### Material shown
----

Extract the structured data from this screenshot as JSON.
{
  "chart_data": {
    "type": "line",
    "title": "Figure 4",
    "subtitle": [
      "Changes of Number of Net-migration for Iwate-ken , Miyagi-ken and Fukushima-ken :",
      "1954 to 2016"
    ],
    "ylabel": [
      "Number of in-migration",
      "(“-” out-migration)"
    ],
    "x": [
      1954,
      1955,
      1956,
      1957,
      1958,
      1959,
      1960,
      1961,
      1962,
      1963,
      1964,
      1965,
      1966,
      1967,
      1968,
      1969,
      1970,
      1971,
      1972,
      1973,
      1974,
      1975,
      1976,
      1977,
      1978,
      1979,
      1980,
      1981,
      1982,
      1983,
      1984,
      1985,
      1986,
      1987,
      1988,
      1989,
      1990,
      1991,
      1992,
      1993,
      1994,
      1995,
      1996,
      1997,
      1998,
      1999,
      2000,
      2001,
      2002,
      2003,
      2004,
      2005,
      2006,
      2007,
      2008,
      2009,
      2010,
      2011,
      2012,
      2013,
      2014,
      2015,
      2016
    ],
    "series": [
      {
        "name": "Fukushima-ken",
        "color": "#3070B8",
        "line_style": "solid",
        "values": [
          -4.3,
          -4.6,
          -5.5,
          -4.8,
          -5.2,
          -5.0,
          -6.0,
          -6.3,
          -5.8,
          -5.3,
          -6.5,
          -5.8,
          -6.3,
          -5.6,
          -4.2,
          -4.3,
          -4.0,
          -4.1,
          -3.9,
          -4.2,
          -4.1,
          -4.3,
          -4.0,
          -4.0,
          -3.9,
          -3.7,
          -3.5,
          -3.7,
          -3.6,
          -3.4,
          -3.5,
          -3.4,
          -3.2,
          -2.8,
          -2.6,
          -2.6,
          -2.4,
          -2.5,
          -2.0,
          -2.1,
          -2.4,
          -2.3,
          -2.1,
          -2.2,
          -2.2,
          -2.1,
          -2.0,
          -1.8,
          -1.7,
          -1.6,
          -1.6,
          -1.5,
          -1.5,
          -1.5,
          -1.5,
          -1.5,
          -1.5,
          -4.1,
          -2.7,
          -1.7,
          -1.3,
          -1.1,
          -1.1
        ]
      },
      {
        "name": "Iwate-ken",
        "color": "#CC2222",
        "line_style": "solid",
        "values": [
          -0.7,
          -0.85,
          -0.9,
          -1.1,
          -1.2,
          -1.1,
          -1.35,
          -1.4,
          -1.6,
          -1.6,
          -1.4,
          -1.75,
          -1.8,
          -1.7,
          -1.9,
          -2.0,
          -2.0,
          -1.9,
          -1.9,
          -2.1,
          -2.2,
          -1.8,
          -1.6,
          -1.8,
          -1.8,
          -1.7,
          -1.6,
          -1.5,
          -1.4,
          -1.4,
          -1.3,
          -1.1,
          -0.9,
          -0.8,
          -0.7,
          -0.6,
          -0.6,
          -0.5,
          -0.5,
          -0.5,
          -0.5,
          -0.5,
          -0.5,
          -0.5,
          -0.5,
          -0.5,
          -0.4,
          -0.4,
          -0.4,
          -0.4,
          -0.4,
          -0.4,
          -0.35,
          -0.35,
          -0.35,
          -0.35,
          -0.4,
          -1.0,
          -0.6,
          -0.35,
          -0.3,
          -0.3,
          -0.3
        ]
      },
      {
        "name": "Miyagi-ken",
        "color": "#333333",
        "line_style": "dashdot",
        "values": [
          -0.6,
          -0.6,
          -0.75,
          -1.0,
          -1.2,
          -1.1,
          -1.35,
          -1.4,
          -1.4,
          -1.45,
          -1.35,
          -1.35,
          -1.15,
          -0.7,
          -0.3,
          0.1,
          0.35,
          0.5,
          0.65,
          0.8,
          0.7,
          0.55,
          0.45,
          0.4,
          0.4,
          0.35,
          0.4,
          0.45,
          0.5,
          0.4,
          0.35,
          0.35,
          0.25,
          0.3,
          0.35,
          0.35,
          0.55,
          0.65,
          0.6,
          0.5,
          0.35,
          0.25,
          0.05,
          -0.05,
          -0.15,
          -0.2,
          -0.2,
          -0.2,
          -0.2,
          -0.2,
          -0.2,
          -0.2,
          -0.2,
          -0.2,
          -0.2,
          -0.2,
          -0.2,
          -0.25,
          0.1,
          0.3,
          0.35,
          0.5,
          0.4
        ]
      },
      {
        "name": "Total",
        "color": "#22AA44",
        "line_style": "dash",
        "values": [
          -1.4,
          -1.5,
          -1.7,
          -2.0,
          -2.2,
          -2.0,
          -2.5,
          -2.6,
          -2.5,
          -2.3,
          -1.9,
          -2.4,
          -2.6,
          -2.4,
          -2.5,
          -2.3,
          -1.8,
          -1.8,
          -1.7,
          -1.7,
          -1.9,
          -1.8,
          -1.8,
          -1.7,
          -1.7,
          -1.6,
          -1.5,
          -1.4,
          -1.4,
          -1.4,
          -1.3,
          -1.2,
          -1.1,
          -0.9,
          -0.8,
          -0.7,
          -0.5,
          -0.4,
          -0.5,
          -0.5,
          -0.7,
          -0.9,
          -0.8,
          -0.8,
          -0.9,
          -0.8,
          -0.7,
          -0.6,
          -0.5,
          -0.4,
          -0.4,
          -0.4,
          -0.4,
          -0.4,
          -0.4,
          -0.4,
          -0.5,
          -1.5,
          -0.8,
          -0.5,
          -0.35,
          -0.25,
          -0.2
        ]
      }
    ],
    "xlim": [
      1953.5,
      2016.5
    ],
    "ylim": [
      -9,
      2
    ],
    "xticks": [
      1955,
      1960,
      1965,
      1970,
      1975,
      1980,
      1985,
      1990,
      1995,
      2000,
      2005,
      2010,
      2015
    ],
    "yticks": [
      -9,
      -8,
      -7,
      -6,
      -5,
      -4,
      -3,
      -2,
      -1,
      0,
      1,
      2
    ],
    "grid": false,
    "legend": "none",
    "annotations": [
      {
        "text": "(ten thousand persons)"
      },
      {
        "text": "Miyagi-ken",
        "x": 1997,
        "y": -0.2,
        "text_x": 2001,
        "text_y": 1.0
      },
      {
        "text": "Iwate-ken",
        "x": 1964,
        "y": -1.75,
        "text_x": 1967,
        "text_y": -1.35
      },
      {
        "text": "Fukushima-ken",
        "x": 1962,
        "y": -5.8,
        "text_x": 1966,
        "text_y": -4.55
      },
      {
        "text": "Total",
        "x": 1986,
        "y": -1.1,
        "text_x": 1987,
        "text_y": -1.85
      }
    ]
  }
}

----

Print the entries exactly. Include every one.

### The solution
Extract the structured data from this screenshot as JSON.
{
  "chart_data": {
    "type": "line",
    "title": "Figure 4",
    "subtitle": [
      "Changes of Number of Net-migration for Iwate-ken , Miyagi-ken and Fukushima-ken :",
      "1954 to 2016"
    ],
    "ylabel": [
      "Number of in-migration",
      "(“-” out-migration)"
    ],
    "x": [
      1954,
      1955,
      1956,
      1957,
      1958,
      1959,
      1960,
      1961,
      1962,
      1963,
      1964,
      1965,
      1966,
      1967,
      1968,
      1969,
      1970,
      1971,
      1972,
      1973,
      1974,
      1975,
      1976,
      1977,
      1978,
      1979,
      1980,
      1981,
      1982,
      1983,
      1984,
      1985,
      1986,
      1987,
      1988,
      1989,
      1990,
      1991,
      1992,
      1993,
      1994,
      1995,
      1996,
      1997,
      1998,
      1999,
      2000,
      2001,
      2002,
      2003,
      2004,
      2005,
      2006,
      2007,
      2008,
      2009,
      2010,
      2011,
      2012,
      2013,
      2014,
      2015,
      2016
    ],
    "series": [
      {
        "name": "Fukushima-ken",
        "color": "#3070B8",
        "line_style": "solid",
        "values": [
          -4.3,
          -4.6,
          -5.5,
          -4.8,
          -5.2,
          -5.0,
          -6.0,
          -6.3,
          -5.8,
          -5.3,
          -6.5,
          -5.8,
          -6.3,
          -5.6,
          -4.2,
          -4.3,
          -4.0,
          -4.1,
          -3.9,
          -4.2,
          -4.1,
          -4.3,
          -4.0,
          -4.0,
          -3.9,
          -3.7,
          -3.5,
          -3.7,
          -3.6,
          -3.4,
          -3.5,
          -3.4,
          -3.2,
          -2.8,
          -2.6,
          -2.6,
          -2.4,
          -2.5,
          -2.0,
          -2.1,
          -2.4,
          -2.3,
          -2.1,
          -2.2,
          -2.2,
          -2.1,
          -2.0,
          -1.8,
          -1.7,
          -1.6,
          -1.6,
          -1.5,
          -1.5,
          -1.5,
          -1.5,
          -1.5,
          -1.5,
          -4.1,
          -2.7,
          -1.7,
          -1.3,
          -1.1,
          -1.1
        ]
      },
      {
        "name": "Iwate-ken",
        "color": "#CC2222",
        "line_style": "solid",
        "values": [
          -0.7,
          -0.85,
          -0.9,
          -1.1,
          -1.2,
          -1.1,
          -1.35,
          -1.4,
          -1.6,
          -1.6,
          -1.4,
          -1.75,
          -1.8,
          -1.7,
          -1.9,
          -2.0,
          -2.0,
          -1.9,
          -1.9,
          -2.1,
          -2.2,
          -1.8,
          -1.6,
          -1.8,
          -1.8,
          -1.7,
          -1.6,
          -1.5,
          -1.4,
          -1.4,
          -1.3,
          -1.1,
          -0.9,
          -0.8,
          -0.7,
          -0.6,
          -0.6,
          -0.5,
          -0.5,
          -0.5,
          -0.5,
          -0.5,
          -0.5,
          -0.5,
          -0.5,
          -0.5,
          -0.4,
          -0.4,
          -0.4,
          -0.4,
          -0.4,
          -0.4,
          -0.35,
          -0.35,
          -0.35,
          -0.35,
          -0.4,
          -1.0,
          -0.6,
          -0.35,
          -0.3,
          -0.3,
          -0.3
        ]
      },
      {
        "name": "Miyagi-ken",
        "color": "#333333",
        "line_style": "dashdot",
        "values": [
          -0.6,
          -0.6,
          -0.75,
          -1.0,
          -1.2,
          -1.1,
          -1.35,
          -1.4,
          -1.4,
          -1.45,
          -1.35,
          -1.35,
          -1.15,
          -0.7,
          -0.3,
          0.1,
          0.35,
          0.5,
          0.65,
          0.8,
          0.7,
          0.55,
          0.45,
          0.4,
          0.4,
          0.35,
          0.4,
          0.45,
          0.5,
          0.4,
          0.35,
          0.35,
          0.25,
          0.3,
          0.35,
          0.35,
          0.55,
          0.65,
          0.6,
          0.5,
          0.35,
          0.25,
          0.05,
          -0.05,
          -0.15,
          -0.2,
          -0.2,
          -0.2,
          -0.2,
          -0.2,
          -0.2,
          -0.2,
          -0.2,
          -0.2,
          -0.2,
          -0.2,
          -0.2,
          -0.25,
          0.1,
          0.3,
          0.35,
          0.5,
          0.4
        ]
      },
      {
        "name": "Total",
        "color": "#22AA44",
        "line_style": "dash",
        "values": [
          -1.4,
          -1.5,
          -1.7,
          -2.0,
          -2.2,
          -2.0,
          -2.5,
          -2.6,
          -2.5,
          -2.3,
          -1.9,
          -2.4,
          -2.6,
          -2.4,
          -2.5,
          -2.3,
          -1.8,
          -1.8,
          -1.7,
          -1.7,
          -1.9,
          -1.8,
          -1.8,
          -1.7,
          -1.7,
          -1.6,
          -1.5,
          -1.4,
          -1.4,
          -1.4,
          -1.3,
          -1.2,
          -1.1,
          -0.9,
          -0.8,
          -0.7,
          -0.5,
          -0.4,
          -0.5,
          -0.5,
          -0.7,
          -0.9,
          -0.8,
          -0.8,
          -0.9,
          -0.8,
          -0.7,
          -0.6,
          -0.5,
          -0.4,
          -0.4,
          -0.4,
          -0.4,
          -0.4,
          -0.4,
          -0.4,
          -0.5,
          -1.5,
          -0.8,
          -0.5,
          -0.35,
          -0.25,
          -0.2
        ]
      }
    ],
    "xlim": [
      1953.5,
      2016.5
    ],
    "ylim": [
      -9,
      2
    ],
    "xticks": [
      1955,
      1960,
      1965,
      1970,
      1975,
      1980,
      1985,
      1990,
      1995,
      2000,
      2005,
      2010,
      2015
    ],
    "yticks": [
      -9,
      -8,
      -7,
      -6,
      -5,
      -4,
      -3,
      -2,
      -1,
      0,
      1,
      2
    ],
    "grid": false,
    "legend": "none",
    "annotations": [
      {
        "text": "(ten thousand persons)"
      },
      {
        "text": "Miyagi-ken",
        "x": 1997,
        "y": -0.2,
        "text_x": 2001,
        "text_y": 1.0
      },
      {
        "text": "Iwate-ken",
        "x": 1964,
        "y": -1.75,
        "text_x": 1967,
        "text_y": -1.35
      },
      {
        "text": "Fukushima-ken",
        "x": 1962,
        "y": -5.8,
        "text_x": 1966,
        "text_y": -4.55
      },
      {
        "text": "Total",
        "x": 1986,
        "y": -1.1,
        "text_x": 1987,
        "text_y": -1.85
      }
    ]
  }
}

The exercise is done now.